- [Work instructions]
Output every line exactly as written. Leave out pictures.

- [Dataset content]
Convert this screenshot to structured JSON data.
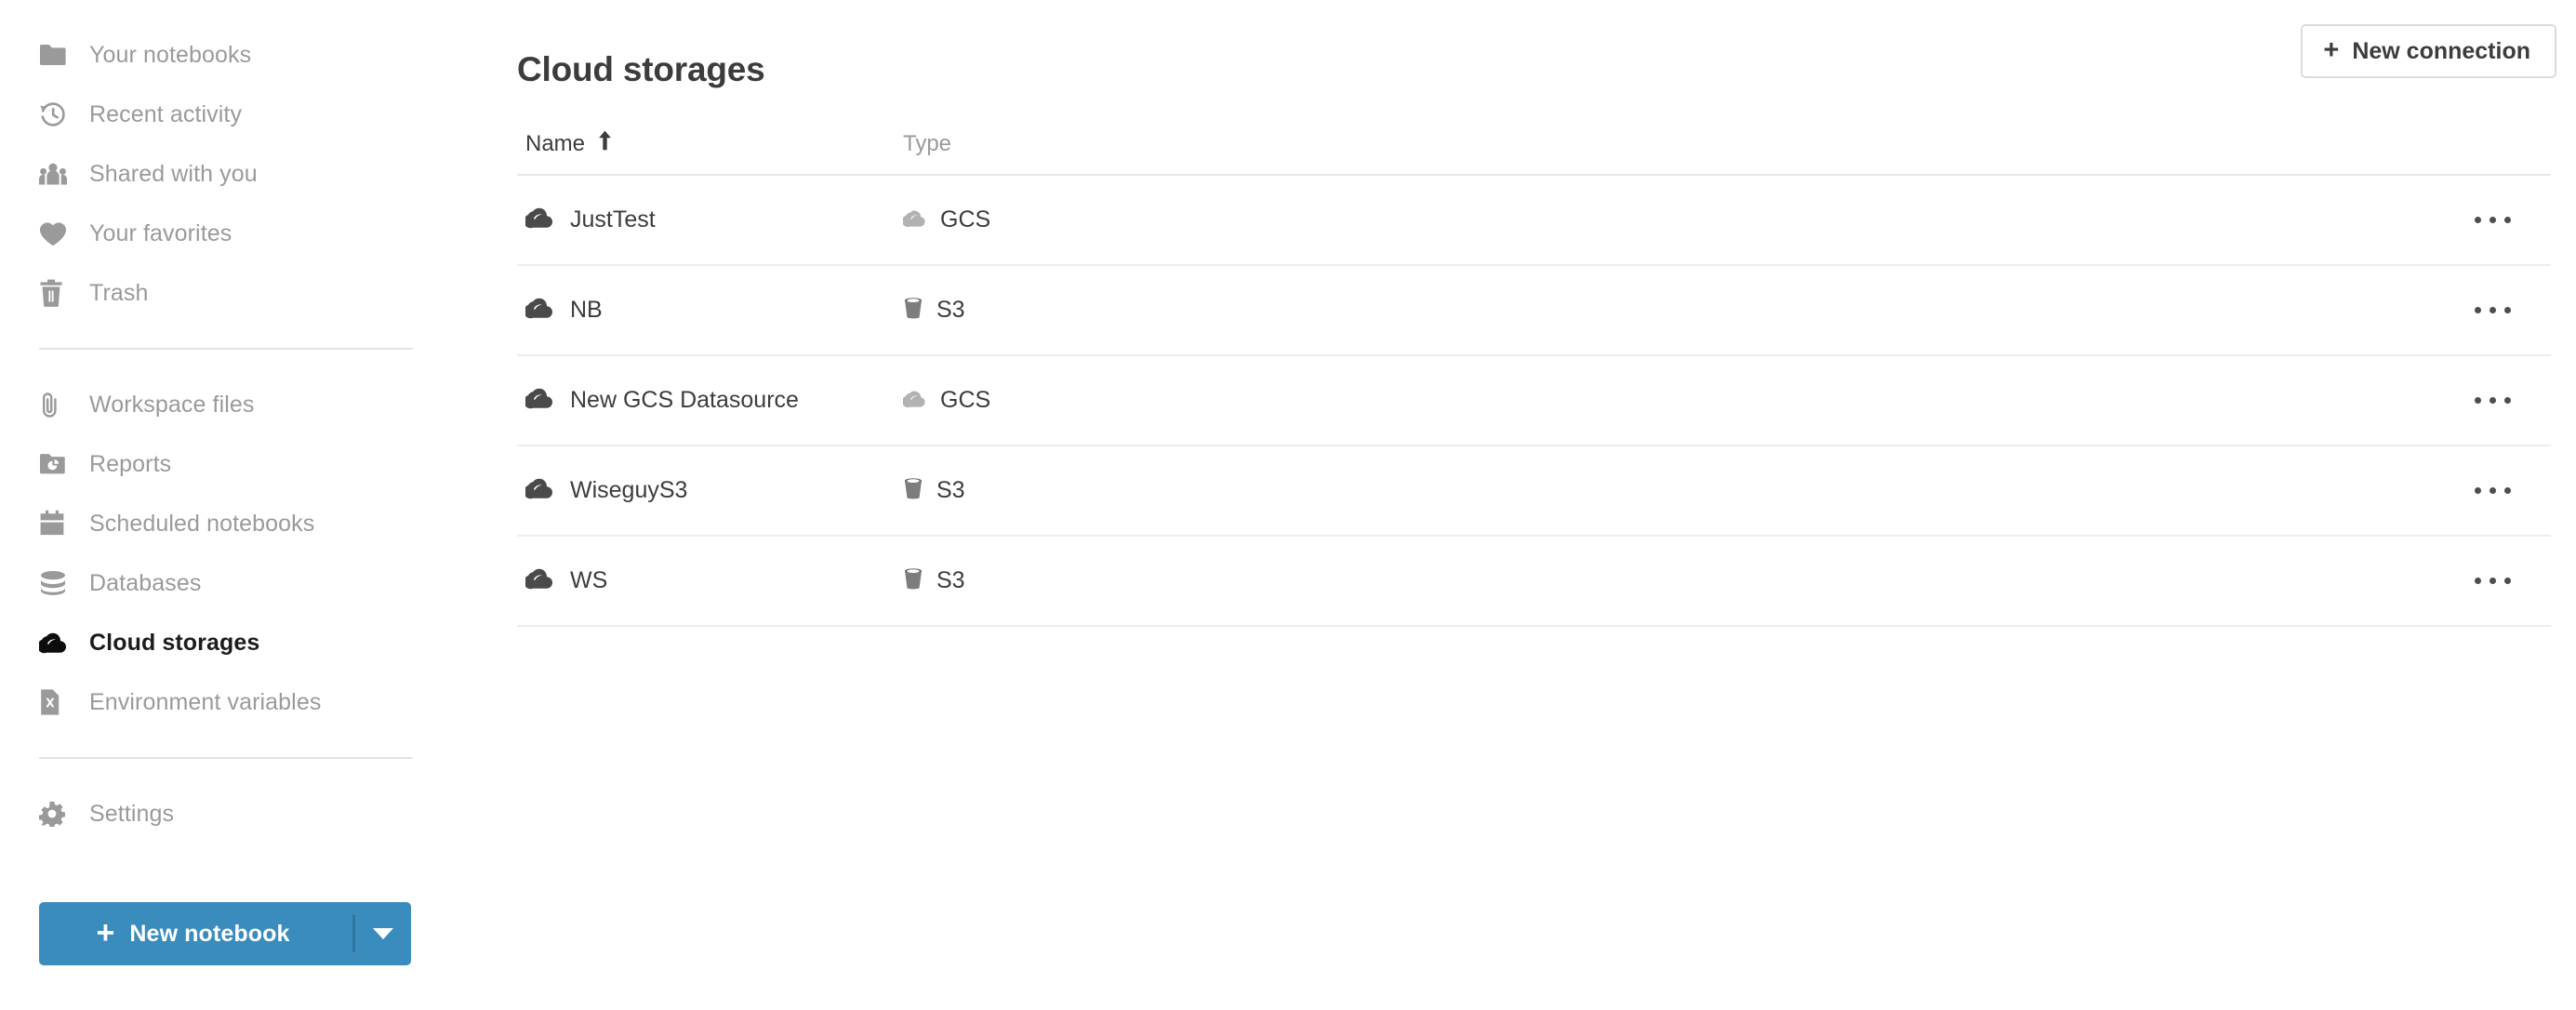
{
  "sidebar": {
    "groups": [
      {
        "items": [
          {
            "label": "Your notebooks",
            "icon": "folder-icon",
            "name": "your-notebooks",
            "active": false
          },
          {
            "label": "Recent activity",
            "icon": "history-clock-icon",
            "name": "recent-activity",
            "active": false
          },
          {
            "label": "Shared with you",
            "icon": "people-group-icon",
            "name": "shared-with-you",
            "active": false
          },
          {
            "label": "Your favorites",
            "icon": "heart-icon",
            "name": "your-favorites",
            "active": false
          },
          {
            "label": "Trash",
            "icon": "trash-icon",
            "name": "trash",
            "active": false
          }
        ]
      },
      {
        "items": [
          {
            "label": "Workspace files",
            "icon": "paperclip-icon",
            "name": "workspace-files",
            "active": false
          },
          {
            "label": "Reports",
            "icon": "report-folder-icon",
            "name": "reports",
            "active": false
          },
          {
            "label": "Scheduled notebooks",
            "icon": "calendar-icon",
            "name": "scheduled-notebooks",
            "active": false
          },
          {
            "label": "Databases",
            "icon": "database-icon",
            "name": "databases",
            "active": false
          },
          {
            "label": "Cloud storages",
            "icon": "cloud-icon",
            "name": "cloud-storages",
            "active": true
          },
          {
            "label": "Environment variables",
            "icon": "x-file-icon",
            "name": "environment-variables",
            "active": false
          }
        ]
      },
      {
        "items": [
          {
            "label": "Settings",
            "icon": "gear-icon",
            "name": "settings",
            "active": false
          }
        ]
      }
    ],
    "new_notebook": {
      "label": "New notebook",
      "plus": "+",
      "caret_icon": "chevron-down-icon"
    }
  },
  "header": {
    "title": "Cloud storages",
    "new_connection": {
      "label": "New connection",
      "plus": "+"
    }
  },
  "table": {
    "columns": [
      {
        "label": "Name",
        "sorted": true,
        "sort_direction": "asc",
        "sort_icon": "arrow-up-icon"
      },
      {
        "label": "Type",
        "sorted": false
      }
    ],
    "rows": [
      {
        "name": "JustTest",
        "name_icon": "cloud-icon",
        "type": "GCS",
        "type_icon": "gcs-cloud-icon",
        "menu_icon": "more-horizontal-icon"
      },
      {
        "name": "NB",
        "name_icon": "cloud-icon",
        "type": "S3",
        "type_icon": "s3-bucket-icon",
        "menu_icon": "more-horizontal-icon"
      },
      {
        "name": "New GCS Datasource",
        "name_icon": "cloud-icon",
        "type": "GCS",
        "type_icon": "gcs-cloud-icon",
        "menu_icon": "more-horizontal-icon"
      },
      {
        "name": "WiseguyS3",
        "name_icon": "cloud-icon",
        "type": "S3",
        "type_icon": "s3-bucket-icon",
        "menu_icon": "more-horizontal-icon"
      },
      {
        "name": "WS",
        "name_icon": "cloud-icon",
        "type": "S3",
        "type_icon": "s3-bucket-icon",
        "menu_icon": "more-horizontal-icon"
      }
    ]
  },
  "colors": {
    "accent_blue": "#3a8cbd",
    "nav_inactive": "#9a9a9a",
    "nav_active": "#1c1c1c",
    "text_primary": "#3c3c3c",
    "divider": "#e6e6e6"
  }
}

- [Full response]
Convert this screenshot to structured JSON data.
{
  "sidebar": {
    "groups": [
      {
        "items": [
          {
            "label": "Your notebooks",
            "icon": "folder-icon",
            "name": "your-notebooks",
            "active": false
          },
          {
            "label": "Recent activity",
            "icon": "history-clock-icon",
            "name": "recent-activity",
            "active": false
          },
          {
            "label": "Shared with you",
            "icon": "people-group-icon",
            "name": "shared-with-you",
            "active": false
          },
          {
            "label": "Your favorites",
            "icon": "heart-icon",
            "name": "your-favorites",
            "active": false
          },
          {
            "label": "Trash",
            "icon": "trash-icon",
            "name": "trash",
            "active": false
          }
        ]
      },
      {
        "items": [
          {
            "label": "Workspace files",
            "icon": "paperclip-icon",
            "name": "workspace-files",
            "active": false
          },
          {
            "label": "Reports",
            "icon": "report-folder-icon",
            "name": "reports",
            "active": false
          },
          {
            "label": "Scheduled notebooks",
            "icon": "calendar-icon",
            "name": "scheduled-notebooks",
            "active": false
          },
          {
            "label": "Databases",
            "icon": "database-icon",
            "name": "databases",
            "active": false
          },
          {
            "label": "Cloud storages",
            "icon": "cloud-icon",
            "name": "cloud-storages",
            "active": true
          },
          {
            "label": "Environment variables",
            "icon": "x-file-icon",
            "name": "environment-variables",
            "active": false
          }
        ]
      },
      {
        "items": [
          {
            "label": "Settings",
            "icon": "gear-icon",
            "name": "settings",
            "active": false
          }
        ]
      }
    ],
    "new_notebook": {
      "label": "New notebook",
      "plus": "+",
      "caret_icon": "chevron-down-icon"
    }
  },
  "header": {
    "title": "Cloud storages",
    "new_connection": {
      "label": "New connection",
      "plus": "+"
    }
  },
  "table": {
    "columns": [
      {
        "label": "Name",
        "sorted": true,
        "sort_direction": "asc",
        "sort_icon": "arrow-up-icon"
      },
      {
        "label": "Type",
        "sorted": false
      }
    ],
    "rows": [
      {
        "name": "JustTest",
        "name_icon": "cloud-icon",
        "type": "GCS",
        "type_icon": "gcs-cloud-icon",
        "menu_icon": "more-horizontal-icon"
      },
      {
        "name": "NB",
        "name_icon": "cloud-icon",
        "type": "S3",
        "type_icon": "s3-bucket-icon",
        "menu_icon": "more-horizontal-icon"
      },
      {
        "name": "New GCS Datasource",
        "name_icon": "cloud-icon",
        "type": "GCS",
        "type_icon": "gcs-cloud-icon",
        "menu_icon": "more-horizontal-icon"
      },
      {
        "name": "WiseguyS3",
        "name_icon": "cloud-icon",
        "type": "S3",
        "type_icon": "s3-bucket-icon",
        "menu_icon": "more-horizontal-icon"
      },
      {
        "name": "WS",
        "name_icon": "cloud-icon",
        "type": "S3",
        "type_icon": "s3-bucket-icon",
        "menu_icon": "more-horizontal-icon"
      }
    ]
  },
  "colors": {
    "accent_blue": "#3a8cbd",
    "nav_inactive": "#9a9a9a",
    "nav_active": "#1c1c1c",
    "text_primary": "#3c3c3c",
    "divider": "#e6e6e6"
  }
}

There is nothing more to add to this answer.